(Dataset records)
start

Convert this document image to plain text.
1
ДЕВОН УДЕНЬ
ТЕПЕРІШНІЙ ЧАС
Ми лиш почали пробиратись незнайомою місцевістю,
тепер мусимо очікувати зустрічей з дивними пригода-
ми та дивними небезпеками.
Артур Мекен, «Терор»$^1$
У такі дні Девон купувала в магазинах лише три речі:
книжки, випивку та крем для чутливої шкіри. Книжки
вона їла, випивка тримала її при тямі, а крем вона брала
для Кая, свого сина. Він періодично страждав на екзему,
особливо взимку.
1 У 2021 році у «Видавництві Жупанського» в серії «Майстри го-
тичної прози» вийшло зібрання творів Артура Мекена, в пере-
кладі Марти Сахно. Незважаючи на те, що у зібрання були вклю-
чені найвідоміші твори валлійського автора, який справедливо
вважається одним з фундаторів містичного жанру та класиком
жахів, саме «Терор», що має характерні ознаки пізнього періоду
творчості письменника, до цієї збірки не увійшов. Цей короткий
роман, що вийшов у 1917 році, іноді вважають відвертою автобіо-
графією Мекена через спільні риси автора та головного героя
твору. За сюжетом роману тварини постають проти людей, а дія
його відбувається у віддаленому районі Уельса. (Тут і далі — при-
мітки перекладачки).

end

▶ _Given problem_
In the entries above, find each line with the string "зібрання" and copy it.

▶ _Solution for this problem_
тичної прози» вийшло зібрання творів Артура Мекена, в пере-
кладі Марти Сахно. Незважаючи на те, що у зібрання були вклю-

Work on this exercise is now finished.